Provided text -
The guilty verdict in the trial of Graham B. Spanier marked a milestone in the long-running tale of misery at Pennsylvania State University. Mr. Spanier served as president of the university for 16 years, until revelations of child sexual abuse involving the former football coach Jerry Sandusky blew up his career and dealt a powerful blow to the institution’s reputation.

A Pennsylvania jury on Friday found Mr. Spanier guilty on one misdemeanor count of child endangerment, while finding him not guilty on another count of endangerment and a count of criminal conspiracy. Though the verdict brought with it fresh reminders of the scandal and threatened to reopen old wounds, it also offered higher-education officials across the country a chance to reflect on how Penn State handled its problems and what others might learn from that.

"University officials will be relieved that yet another chapter in this seemingly unending crisis is closing," said Zach Olsen, president of Infinite Global, a crisis-communications firm that works with colleges and other institutions facing legal challenges or other highly publicized controversies.

The university said in a written statement that the verdict in Mr. Spanier’s trial brought some "closure" to the scandal, which has cost the university about a quarter of a billion dollars in fines, legal costs and settlements.

Looking back at the scope of the situation, higher-education experts said it was clear just how poorly Penn State officials reacted to the events as they unfolded.

Set task - According to the Penn State text, why did Graham B. Spanier's 16-year presidency of the university come to an end?

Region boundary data
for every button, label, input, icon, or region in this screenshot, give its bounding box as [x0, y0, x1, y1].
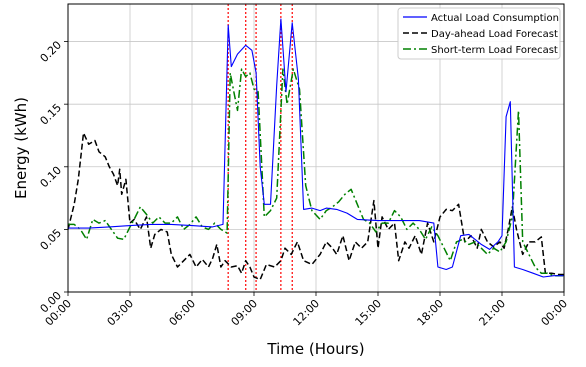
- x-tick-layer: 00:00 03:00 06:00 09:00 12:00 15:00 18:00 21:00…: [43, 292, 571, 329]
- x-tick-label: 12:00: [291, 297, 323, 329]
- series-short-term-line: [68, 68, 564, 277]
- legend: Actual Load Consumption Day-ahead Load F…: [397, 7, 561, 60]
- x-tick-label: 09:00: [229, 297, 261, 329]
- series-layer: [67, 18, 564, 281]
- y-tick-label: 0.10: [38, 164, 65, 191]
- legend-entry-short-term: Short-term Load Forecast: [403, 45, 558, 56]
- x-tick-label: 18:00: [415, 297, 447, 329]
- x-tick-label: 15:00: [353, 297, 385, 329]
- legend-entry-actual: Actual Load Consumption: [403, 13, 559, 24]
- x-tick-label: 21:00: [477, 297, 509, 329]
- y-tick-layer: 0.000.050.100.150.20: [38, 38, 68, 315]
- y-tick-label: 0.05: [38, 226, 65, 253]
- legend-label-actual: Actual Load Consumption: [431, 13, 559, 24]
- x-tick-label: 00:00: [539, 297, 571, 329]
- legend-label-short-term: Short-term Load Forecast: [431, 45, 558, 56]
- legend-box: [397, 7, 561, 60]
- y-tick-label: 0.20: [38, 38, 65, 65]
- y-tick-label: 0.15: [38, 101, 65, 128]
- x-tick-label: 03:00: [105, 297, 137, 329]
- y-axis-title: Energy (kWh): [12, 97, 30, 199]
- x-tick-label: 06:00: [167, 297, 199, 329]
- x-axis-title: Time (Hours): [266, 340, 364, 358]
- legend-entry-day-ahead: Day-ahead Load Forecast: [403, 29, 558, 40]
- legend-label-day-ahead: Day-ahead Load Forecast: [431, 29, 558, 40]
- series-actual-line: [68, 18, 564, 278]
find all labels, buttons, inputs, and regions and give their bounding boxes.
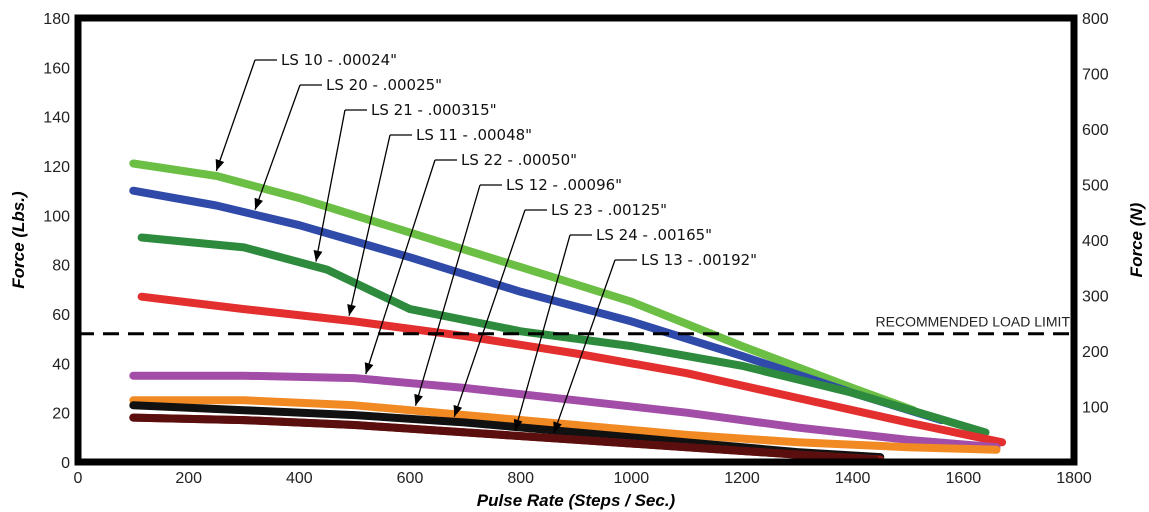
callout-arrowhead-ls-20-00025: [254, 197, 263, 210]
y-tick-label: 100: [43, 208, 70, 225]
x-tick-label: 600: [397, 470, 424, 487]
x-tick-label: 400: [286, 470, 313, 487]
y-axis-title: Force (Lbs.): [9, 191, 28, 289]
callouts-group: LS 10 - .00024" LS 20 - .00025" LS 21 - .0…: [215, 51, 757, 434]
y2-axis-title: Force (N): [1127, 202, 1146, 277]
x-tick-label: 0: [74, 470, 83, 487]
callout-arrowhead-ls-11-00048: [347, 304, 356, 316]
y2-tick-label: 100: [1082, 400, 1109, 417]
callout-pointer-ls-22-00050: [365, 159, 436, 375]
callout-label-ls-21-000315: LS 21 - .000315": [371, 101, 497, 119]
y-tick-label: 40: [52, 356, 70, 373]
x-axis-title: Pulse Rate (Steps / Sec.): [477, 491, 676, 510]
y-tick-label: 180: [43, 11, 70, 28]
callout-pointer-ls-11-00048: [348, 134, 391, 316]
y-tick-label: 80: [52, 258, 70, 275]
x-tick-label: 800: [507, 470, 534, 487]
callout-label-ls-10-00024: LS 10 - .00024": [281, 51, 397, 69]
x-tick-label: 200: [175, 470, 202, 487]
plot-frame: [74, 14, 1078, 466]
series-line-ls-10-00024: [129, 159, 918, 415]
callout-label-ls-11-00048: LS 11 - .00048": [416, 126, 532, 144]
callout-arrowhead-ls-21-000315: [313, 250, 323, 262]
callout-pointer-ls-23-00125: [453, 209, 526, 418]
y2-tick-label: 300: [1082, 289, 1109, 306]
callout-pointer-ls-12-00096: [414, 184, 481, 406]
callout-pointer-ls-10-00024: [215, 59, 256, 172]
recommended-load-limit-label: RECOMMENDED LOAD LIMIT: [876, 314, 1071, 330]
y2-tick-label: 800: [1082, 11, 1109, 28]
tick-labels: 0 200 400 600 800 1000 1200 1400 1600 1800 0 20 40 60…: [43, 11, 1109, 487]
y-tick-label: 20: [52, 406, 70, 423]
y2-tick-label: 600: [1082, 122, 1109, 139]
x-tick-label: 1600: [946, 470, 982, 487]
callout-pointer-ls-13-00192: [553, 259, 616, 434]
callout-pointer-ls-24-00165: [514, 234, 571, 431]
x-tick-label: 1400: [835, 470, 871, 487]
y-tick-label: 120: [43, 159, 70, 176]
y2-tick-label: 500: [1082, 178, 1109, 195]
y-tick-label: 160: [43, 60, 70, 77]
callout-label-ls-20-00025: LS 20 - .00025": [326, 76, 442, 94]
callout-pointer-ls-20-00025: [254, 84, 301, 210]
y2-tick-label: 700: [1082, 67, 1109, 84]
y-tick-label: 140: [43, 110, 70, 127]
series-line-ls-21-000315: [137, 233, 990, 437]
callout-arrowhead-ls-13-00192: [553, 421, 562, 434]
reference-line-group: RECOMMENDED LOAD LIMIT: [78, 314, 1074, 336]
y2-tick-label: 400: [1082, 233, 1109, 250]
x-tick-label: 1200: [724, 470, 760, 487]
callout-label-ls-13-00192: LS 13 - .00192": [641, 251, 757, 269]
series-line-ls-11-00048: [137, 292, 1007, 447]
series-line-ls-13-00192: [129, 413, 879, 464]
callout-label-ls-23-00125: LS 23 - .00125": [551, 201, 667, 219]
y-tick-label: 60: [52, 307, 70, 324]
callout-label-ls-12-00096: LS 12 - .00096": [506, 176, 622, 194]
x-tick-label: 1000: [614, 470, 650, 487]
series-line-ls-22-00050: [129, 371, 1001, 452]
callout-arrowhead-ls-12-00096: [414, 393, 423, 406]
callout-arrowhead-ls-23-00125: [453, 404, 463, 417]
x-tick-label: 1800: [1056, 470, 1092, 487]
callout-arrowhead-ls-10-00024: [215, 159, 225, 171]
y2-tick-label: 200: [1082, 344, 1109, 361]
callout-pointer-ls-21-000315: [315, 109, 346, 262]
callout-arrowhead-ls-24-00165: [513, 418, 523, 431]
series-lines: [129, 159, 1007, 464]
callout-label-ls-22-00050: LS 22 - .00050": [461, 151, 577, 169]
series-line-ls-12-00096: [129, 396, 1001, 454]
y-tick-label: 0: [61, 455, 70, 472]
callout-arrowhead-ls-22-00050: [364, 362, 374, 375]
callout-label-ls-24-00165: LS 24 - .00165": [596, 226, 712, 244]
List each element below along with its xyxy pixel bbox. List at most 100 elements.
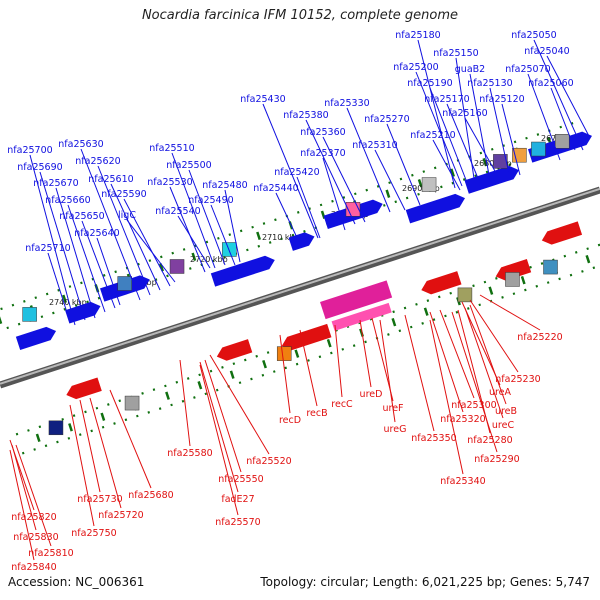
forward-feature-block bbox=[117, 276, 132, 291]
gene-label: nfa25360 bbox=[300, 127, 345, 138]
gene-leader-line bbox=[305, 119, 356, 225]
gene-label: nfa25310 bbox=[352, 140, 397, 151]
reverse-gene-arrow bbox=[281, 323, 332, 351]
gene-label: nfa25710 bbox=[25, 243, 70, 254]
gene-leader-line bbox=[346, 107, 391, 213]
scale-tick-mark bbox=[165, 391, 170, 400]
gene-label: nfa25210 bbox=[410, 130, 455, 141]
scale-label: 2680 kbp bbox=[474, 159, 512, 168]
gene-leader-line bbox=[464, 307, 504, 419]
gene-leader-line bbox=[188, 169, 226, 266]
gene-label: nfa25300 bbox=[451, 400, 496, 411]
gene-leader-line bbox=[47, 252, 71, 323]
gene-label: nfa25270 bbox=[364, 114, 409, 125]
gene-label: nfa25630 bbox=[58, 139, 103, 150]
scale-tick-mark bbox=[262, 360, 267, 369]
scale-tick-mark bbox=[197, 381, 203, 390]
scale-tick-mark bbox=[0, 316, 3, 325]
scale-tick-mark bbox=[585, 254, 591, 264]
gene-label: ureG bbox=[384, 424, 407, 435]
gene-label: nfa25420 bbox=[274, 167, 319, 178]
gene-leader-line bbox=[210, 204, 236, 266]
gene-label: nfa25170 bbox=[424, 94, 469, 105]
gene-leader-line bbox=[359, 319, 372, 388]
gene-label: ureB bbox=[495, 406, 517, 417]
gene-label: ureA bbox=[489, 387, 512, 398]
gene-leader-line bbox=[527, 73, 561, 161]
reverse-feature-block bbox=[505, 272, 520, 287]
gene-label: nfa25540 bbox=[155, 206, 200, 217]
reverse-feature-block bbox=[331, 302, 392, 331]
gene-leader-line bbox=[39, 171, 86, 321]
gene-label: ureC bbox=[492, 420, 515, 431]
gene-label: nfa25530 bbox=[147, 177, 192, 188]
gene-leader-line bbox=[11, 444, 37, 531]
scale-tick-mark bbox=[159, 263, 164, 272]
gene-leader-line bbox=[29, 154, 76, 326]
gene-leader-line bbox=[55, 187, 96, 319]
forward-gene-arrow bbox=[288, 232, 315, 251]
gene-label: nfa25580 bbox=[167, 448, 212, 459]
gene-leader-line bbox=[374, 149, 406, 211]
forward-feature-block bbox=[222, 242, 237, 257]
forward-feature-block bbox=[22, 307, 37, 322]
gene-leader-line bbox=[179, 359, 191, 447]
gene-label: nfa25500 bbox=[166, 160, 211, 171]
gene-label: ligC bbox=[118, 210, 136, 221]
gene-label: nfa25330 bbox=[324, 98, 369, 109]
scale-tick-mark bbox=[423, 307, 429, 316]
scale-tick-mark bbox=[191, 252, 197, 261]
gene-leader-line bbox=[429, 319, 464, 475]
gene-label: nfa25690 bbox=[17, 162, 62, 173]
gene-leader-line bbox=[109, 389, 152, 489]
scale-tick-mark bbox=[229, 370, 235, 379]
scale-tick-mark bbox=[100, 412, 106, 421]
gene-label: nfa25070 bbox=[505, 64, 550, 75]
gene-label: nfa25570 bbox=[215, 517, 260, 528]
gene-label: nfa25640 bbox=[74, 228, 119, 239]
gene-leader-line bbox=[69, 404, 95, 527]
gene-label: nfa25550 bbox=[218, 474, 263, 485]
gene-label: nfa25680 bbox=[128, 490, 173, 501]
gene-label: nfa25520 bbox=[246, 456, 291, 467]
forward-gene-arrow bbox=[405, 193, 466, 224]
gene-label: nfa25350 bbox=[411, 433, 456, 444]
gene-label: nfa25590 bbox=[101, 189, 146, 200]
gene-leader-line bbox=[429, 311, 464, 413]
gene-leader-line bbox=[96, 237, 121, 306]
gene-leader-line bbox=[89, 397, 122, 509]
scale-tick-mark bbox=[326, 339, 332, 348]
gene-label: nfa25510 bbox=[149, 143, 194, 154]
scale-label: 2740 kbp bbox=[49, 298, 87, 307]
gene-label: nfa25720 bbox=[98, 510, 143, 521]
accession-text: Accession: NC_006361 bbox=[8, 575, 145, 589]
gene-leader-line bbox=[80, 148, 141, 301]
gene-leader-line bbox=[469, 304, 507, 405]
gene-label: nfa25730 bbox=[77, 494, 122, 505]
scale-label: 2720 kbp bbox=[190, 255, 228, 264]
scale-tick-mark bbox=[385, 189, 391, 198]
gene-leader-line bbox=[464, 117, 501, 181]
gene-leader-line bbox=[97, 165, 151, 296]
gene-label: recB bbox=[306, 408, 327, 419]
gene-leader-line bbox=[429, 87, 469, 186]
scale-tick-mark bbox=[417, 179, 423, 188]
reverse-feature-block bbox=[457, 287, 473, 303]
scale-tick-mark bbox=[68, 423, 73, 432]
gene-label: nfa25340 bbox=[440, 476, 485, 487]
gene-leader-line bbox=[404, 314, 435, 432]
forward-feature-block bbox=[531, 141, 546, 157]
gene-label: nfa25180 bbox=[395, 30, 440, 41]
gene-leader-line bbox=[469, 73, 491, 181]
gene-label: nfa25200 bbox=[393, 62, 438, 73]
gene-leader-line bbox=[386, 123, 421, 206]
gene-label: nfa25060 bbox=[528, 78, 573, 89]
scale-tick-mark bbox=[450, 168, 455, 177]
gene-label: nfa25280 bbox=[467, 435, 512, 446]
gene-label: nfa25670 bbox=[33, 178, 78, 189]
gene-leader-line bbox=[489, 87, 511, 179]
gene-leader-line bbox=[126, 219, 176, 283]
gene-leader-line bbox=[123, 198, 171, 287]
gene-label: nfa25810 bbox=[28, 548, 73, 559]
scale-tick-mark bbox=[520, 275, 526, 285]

Answer for the task - His presidency ended because revelations of child sexual abuse involving former football coach Jerry Sandusky blew up his career. The same revelations dealt a powerful blow to the university's reputation.